##### RECORD EXCERPTS

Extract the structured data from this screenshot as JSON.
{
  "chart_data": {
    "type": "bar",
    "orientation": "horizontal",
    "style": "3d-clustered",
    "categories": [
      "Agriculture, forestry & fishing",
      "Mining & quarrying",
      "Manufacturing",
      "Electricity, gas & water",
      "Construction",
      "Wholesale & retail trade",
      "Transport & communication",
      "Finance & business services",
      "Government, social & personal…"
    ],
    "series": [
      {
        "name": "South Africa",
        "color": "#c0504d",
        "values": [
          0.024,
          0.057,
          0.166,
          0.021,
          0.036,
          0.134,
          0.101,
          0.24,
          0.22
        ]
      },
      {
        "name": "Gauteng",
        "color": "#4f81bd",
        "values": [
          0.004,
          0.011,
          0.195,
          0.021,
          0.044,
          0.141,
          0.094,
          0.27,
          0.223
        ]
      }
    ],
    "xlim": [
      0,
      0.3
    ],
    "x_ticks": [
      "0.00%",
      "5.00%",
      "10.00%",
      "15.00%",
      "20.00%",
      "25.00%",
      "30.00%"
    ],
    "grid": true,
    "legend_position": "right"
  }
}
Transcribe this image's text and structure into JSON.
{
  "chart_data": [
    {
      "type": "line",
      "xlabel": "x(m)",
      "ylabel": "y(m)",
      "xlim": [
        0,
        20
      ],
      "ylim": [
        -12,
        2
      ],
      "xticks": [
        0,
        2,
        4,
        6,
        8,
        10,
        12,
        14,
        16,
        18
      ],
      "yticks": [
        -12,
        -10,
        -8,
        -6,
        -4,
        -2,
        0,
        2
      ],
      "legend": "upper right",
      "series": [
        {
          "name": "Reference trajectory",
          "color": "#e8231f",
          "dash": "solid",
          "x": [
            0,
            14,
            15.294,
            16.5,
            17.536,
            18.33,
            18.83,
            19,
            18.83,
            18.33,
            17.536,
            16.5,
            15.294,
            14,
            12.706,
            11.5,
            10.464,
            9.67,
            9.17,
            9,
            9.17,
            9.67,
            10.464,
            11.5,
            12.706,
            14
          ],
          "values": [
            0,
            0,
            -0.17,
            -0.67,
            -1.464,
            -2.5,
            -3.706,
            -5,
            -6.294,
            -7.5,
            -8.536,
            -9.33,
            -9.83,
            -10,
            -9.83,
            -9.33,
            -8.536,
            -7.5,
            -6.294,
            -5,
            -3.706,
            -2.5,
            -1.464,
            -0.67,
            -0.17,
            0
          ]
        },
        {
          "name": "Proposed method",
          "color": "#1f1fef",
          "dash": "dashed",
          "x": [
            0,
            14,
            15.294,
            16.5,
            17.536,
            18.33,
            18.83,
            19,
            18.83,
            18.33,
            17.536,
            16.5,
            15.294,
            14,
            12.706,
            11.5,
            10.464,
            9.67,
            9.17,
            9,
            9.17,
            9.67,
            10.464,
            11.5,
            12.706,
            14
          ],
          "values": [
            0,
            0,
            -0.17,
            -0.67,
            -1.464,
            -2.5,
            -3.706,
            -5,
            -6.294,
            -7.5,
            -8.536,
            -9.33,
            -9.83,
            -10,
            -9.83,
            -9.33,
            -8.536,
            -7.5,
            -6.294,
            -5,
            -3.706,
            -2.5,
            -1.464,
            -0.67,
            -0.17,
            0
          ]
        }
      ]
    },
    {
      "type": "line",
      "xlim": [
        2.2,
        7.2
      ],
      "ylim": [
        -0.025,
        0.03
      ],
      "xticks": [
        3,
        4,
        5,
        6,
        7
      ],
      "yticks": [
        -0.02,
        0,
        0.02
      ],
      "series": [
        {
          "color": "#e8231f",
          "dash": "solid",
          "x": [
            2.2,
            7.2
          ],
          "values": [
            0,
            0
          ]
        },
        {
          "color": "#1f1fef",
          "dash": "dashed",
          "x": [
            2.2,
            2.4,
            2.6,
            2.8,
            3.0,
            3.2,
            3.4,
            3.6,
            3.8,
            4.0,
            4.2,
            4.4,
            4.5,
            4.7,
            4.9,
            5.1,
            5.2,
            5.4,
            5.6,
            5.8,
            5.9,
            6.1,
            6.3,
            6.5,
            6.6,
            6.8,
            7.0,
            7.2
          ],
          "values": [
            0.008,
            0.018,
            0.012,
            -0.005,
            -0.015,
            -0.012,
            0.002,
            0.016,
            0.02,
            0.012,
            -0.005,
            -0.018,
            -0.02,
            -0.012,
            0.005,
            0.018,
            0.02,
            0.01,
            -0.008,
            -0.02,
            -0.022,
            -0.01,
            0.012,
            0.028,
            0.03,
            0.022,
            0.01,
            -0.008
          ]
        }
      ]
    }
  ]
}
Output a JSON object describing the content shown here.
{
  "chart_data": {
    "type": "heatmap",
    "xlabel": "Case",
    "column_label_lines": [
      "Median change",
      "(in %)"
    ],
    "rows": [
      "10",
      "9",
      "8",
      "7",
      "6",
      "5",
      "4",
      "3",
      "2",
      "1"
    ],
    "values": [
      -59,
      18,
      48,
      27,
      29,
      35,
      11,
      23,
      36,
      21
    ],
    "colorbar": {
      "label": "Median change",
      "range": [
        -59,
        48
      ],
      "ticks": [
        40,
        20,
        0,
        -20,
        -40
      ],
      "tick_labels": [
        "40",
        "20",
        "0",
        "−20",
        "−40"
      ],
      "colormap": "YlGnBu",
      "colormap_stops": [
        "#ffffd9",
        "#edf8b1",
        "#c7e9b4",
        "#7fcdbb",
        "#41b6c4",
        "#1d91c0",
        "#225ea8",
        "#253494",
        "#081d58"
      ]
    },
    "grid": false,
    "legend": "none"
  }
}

##########

• _YOUR TASK_:
Using the data above, repeat every line exactly.

• _WRITTEN SOLUTION_:
Extract the structured data from this screenshot as JSON.
{
  "chart_data": {
    "type": "bar",
    "orientation": "horizontal",
    "style": "3d-clustered",
    "categories": [
      "Agriculture, forestry & fishing",
      "Mining & quarrying",
      "Manufacturing",
      "Electricity, gas & water",
      "Construction",
      "Wholesale & retail trade",
      "Transport & communication",
      "Finance & business services",
      "Government, social & personal…"
    ],
    "series": [
      {
        "name": "South Africa",
        "color": "#c0504d",
        "values": [
          0.024,
          0.057,
          0.166,
          0.021,
          0.036,
          0.134,
          0.101,
          0.24,
          0.22
        ]
      },
      {
        "name": "Gauteng",
        "color": "#4f81bd",
        "values": [
          0.004,
          0.011,
          0.195,
          0.021,
          0.044,
          0.141,
          0.094,
          0.27,
          0.223
        ]
      }
    ],
    "xlim": [
      0,
      0.3
    ],
    "x_ticks": [
      "0.00%",
      "5.00%",
      "10.00%",
      "15.00%",
      "20.00%",
      "25.00%",
      "30.00%"
    ],
    "grid": true,
    "legend_position": "right"
  }
}
Transcribe this image's text and structure into JSON.
{
  "chart_data": [
    {
      "type": "line",
      "xlabel": "x(m)",
      "ylabel": "y(m)",
      "xlim": [
        0,
        20
      ],
      "ylim": [
        -12,
        2
      ],
      "xticks": [
        0,
        2,
        4,
        6,
        8,
        10,
        12,
        14,
        16,
        18
      ],
      "yticks": [
        -12,
        -10,
        -8,
        -6,
        -4,
        -2,
        0,
        2
      ],
      "legend": "upper right",
      "series": [
        {
          "name": "Reference trajectory",
          "color": "#e8231f",
          "dash": "solid",
          "x": [
            0,
            14,
            15.294,
            16.5,
            17.536,
            18.33,
            18.83,
            19,
            18.83,
            18.33,
            17.536,
            16.5,
            15.294,
            14,
            12.706,
            11.5,
            10.464,
            9.67,
            9.17,
            9,
            9.17,
            9.67,
            10.464,
            11.5,
            12.706,
            14
          ],
          "values": [
            0,
            0,
            -0.17,
            -0.67,
            -1.464,
            -2.5,
            -3.706,
            -5,
            -6.294,
            -7.5,
            -8.536,
            -9.33,
            -9.83,
            -10,
            -9.83,
            -9.33,
            -8.536,
            -7.5,
            -6.294,
            -5,
            -3.706,
            -2.5,
            -1.464,
            -0.67,
            -0.17,
            0
          ]
        },
        {
          "name": "Proposed method",
          "color": "#1f1fef",
          "dash": "dashed",
          "x": [
            0,
            14,
            15.294,
            16.5,
            17.536,
            18.33,
            18.83,
            19,
            18.83,
            18.33,
            17.536,
            16.5,
            15.294,
            14,
            12.706,
            11.5,
            10.464,
            9.67,
            9.17,
            9,
            9.17,
            9.67,
            10.464,
            11.5,
            12.706,
            14
          ],
          "values": [
            0,
            0,
            -0.17,
            -0.67,
            -1.464,
            -2.5,
            -3.706,
            -5,
            -6.294,
            -7.5,
            -8.536,
            -9.33,
            -9.83,
            -10,
            -9.83,
            -9.33,
            -8.536,
            -7.5,
            -6.294,
            -5,
            -3.706,
            -2.5,
            -1.464,
            -0.67,
            -0.17,
            0
          ]
        }
      ]
    },
    {
      "type": "line",
      "xlim": [
        2.2,
        7.2
      ],
      "ylim": [
        -0.025,
        0.03
      ],
      "xticks": [
        3,
        4,
        5,
        6,
        7
      ],
      "yticks": [
        -0.02,
        0,
        0.02
      ],
      "series": [
        {
          "color": "#e8231f",
          "dash": "solid",
          "x": [
            2.2,
            7.2
          ],
          "values": [
            0,
            0
          ]
        },
        {
          "color": "#1f1fef",
          "dash": "dashed",
          "x": [
            2.2,
            2.4,
            2.6,
            2.8,
            3.0,
            3.2,
            3.4,
            3.6,
            3.8,
            4.0,
            4.2,
            4.4,
            4.5,
            4.7,
            4.9,
            5.1,
            5.2,
            5.4,
            5.6,
            5.8,
            5.9,
            6.1,
            6.3,
            6.5,
            6.6,
            6.8,
            7.0,
            7.2
          ],
          "values": [
            0.008,
            0.018,
            0.012,
            -0.005,
            -0.015,
            -0.012,
            0.002,
            0.016,
            0.02,
            0.012,
            -0.005,
            -0.018,
            -0.02,
            -0.012,
            0.005,
            0.018,
            0.02,
            0.01,
            -0.008,
            -0.02,
            -0.022,
            -0.01,
            0.012,
            0.028,
            0.03,
            0.022,
            0.01,
            -0.008
          ]
        }
      ]
    }
  ]
}
Output a JSON object describing the content shown here.
{
  "chart_data": {
    "type": "heatmap",
    "xlabel": "Case",
    "column_label_lines": [
      "Median change",
      "(in %)"
    ],
    "rows": [
      "10",
      "9",
      "8",
      "7",
      "6",
      "5",
      "4",
      "3",
      "2",
      "1"
    ],
    "values": [
      -59,
      18,
      48,
      27,
      29,
      35,
      11,
      23,
      36,
      21
    ],
    "colorbar": {
      "label": "Median change",
      "range": [
        -59,
        48
      ],
      "ticks": [
        40,
        20,
        0,
        -20,
        -40
      ],
      "tick_labels": [
        "40",
        "20",
        "0",
        "−20",
        "−40"
      ],
      "colormap": "YlGnBu",
      "colormap_stops": [
        "#ffffd9",
        "#edf8b1",
        "#c7e9b4",
        "#7fcdbb",
        "#41b6c4",
        "#1d91c0",
        "#225ea8",
        "#253494",
        "#081d58"
      ]
    },
    "grid": false,
    "legend": "none"
  }
}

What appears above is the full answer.